WHAT YOU WILL DO:
Tally the lines below that contain "套管进出线间隔". The number is the whole answer.

MATERIAL SUPPLIED:
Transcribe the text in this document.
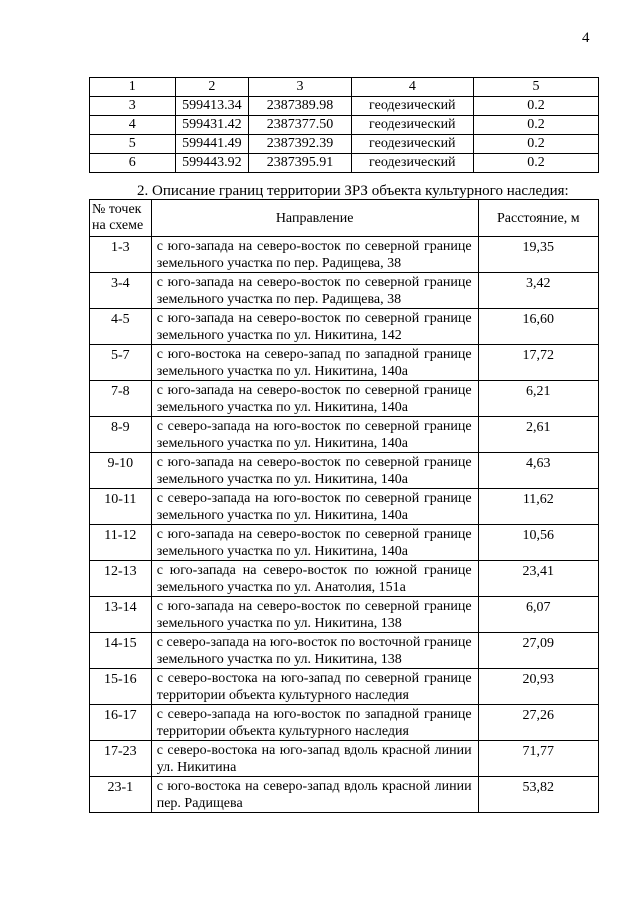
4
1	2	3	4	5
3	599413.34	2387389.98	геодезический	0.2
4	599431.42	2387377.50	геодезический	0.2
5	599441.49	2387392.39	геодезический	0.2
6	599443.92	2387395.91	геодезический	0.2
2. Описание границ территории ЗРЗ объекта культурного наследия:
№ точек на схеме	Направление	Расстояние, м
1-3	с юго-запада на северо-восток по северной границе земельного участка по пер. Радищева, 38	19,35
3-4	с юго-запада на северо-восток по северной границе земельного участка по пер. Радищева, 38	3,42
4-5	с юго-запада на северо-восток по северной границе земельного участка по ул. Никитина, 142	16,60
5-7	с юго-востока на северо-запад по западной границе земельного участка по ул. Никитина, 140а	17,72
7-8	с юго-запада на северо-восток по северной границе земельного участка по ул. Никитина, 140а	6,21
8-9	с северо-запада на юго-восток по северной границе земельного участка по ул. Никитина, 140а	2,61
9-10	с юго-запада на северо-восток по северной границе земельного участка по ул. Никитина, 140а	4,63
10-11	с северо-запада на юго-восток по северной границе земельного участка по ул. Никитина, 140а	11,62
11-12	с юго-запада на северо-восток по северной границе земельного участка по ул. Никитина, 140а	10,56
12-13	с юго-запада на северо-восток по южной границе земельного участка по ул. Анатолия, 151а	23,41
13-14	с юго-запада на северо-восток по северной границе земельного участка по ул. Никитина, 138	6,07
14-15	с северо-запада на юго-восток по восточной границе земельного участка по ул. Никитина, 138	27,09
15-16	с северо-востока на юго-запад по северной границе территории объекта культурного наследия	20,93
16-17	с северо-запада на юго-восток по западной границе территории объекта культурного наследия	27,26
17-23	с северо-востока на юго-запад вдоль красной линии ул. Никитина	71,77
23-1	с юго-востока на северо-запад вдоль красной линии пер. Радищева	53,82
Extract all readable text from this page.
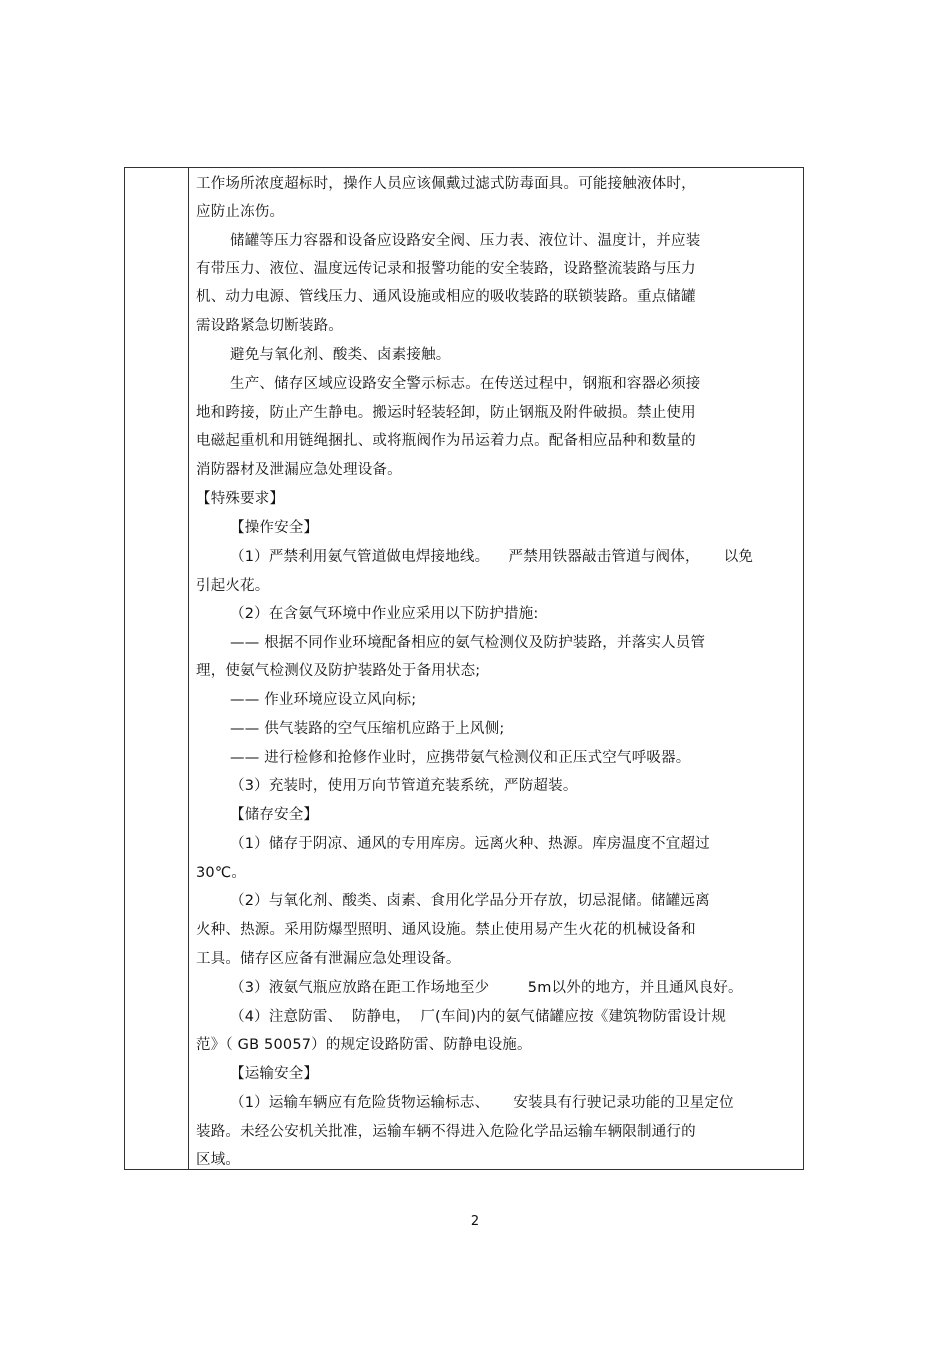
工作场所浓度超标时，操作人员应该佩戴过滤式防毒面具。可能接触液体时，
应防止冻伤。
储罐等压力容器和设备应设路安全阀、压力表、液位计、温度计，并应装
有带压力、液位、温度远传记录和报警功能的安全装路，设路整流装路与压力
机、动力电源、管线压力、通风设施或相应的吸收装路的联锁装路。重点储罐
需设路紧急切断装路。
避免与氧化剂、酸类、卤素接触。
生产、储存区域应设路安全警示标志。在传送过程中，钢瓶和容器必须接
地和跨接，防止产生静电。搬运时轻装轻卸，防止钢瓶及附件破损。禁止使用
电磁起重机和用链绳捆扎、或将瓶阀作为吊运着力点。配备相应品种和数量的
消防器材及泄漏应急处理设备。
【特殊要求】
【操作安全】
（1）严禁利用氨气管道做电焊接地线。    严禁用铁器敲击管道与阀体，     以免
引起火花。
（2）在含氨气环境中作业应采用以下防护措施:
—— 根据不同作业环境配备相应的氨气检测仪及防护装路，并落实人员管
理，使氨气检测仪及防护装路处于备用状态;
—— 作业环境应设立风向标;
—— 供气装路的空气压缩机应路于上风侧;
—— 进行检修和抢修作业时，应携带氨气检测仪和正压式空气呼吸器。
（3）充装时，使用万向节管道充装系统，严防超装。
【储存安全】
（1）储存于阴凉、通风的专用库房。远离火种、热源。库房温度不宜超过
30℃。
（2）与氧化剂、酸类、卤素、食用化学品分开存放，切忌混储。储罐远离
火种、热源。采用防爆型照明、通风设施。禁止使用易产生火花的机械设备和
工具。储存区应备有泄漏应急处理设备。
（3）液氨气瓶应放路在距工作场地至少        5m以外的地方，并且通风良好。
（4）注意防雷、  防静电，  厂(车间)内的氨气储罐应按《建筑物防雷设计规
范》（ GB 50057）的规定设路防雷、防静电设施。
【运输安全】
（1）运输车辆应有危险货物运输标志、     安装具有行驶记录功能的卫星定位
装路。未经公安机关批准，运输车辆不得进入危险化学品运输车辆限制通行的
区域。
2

...

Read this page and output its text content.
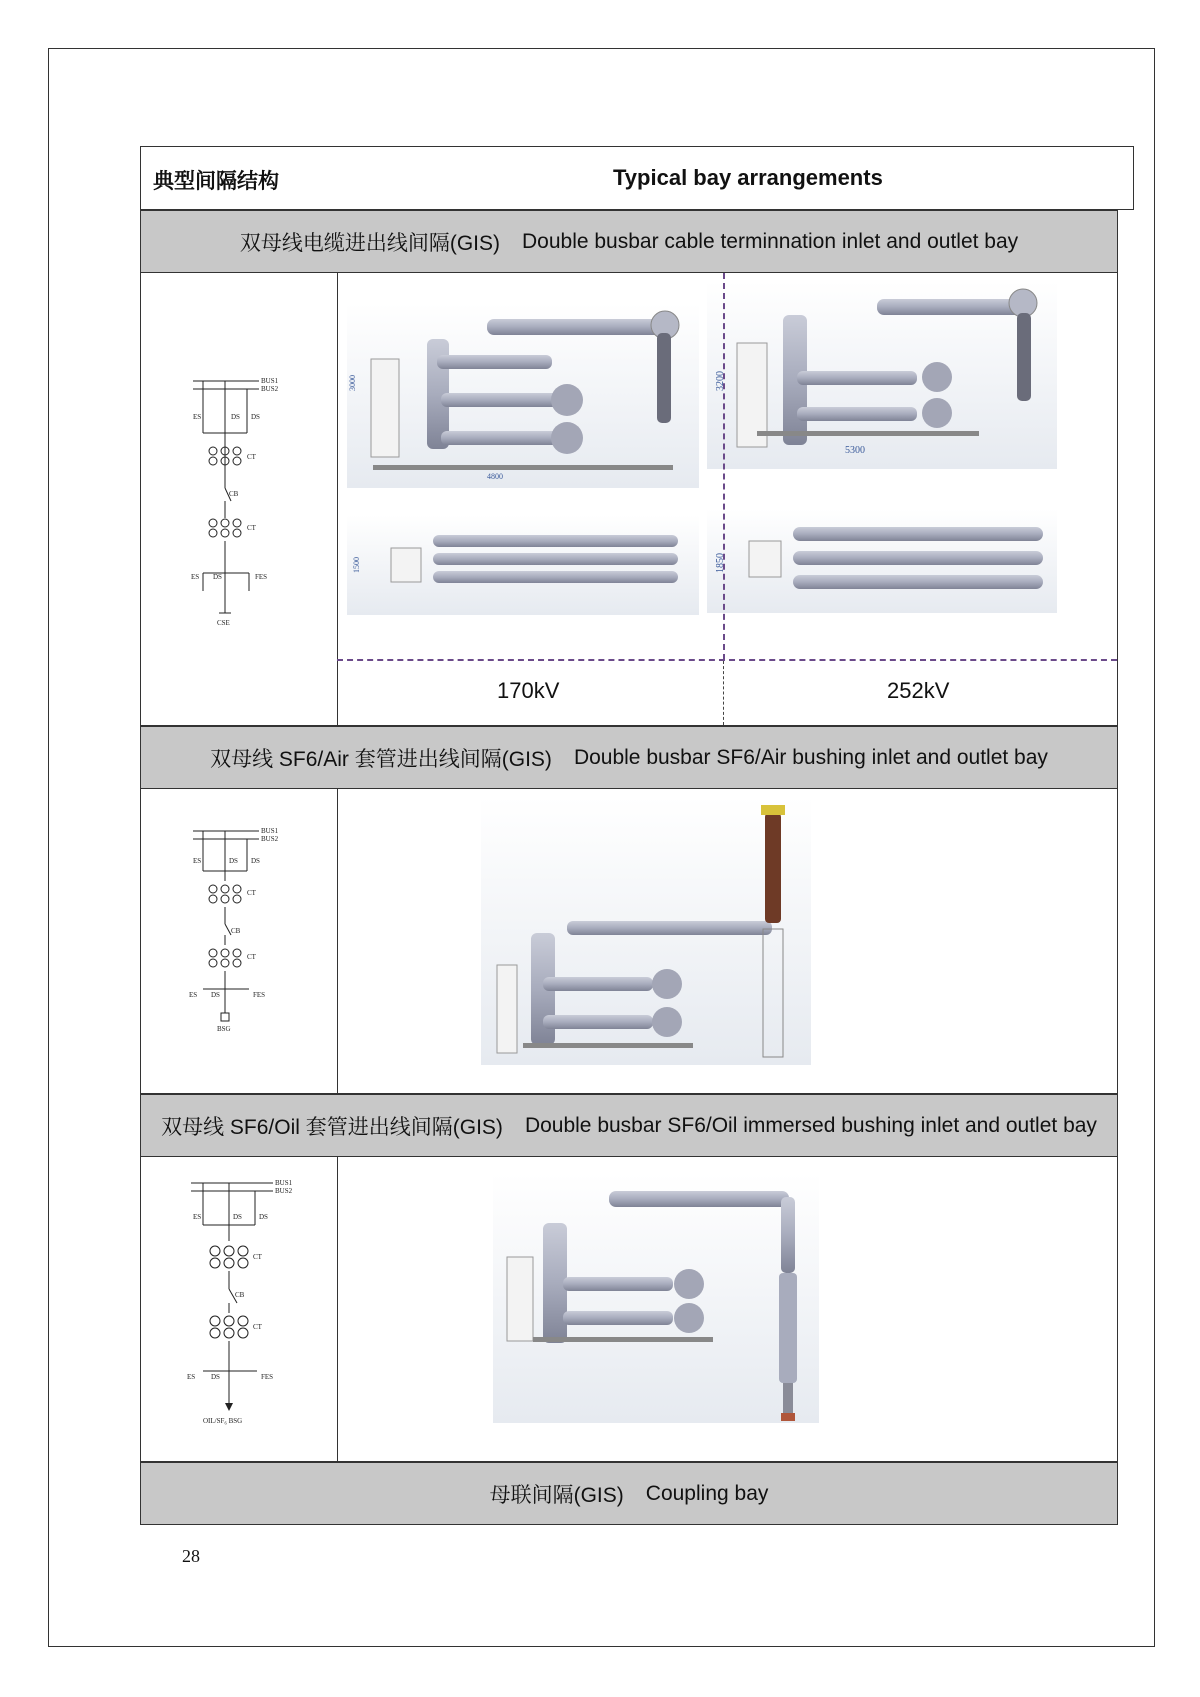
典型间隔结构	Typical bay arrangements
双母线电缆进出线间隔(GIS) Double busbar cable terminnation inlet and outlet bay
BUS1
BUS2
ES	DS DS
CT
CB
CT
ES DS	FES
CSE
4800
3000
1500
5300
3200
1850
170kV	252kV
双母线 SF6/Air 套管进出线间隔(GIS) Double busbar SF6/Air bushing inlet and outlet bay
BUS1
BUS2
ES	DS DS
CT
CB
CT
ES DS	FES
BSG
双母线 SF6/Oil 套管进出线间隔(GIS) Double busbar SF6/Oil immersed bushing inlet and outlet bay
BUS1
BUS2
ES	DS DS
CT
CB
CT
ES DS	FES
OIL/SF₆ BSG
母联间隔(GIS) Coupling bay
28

RESPONSE:
2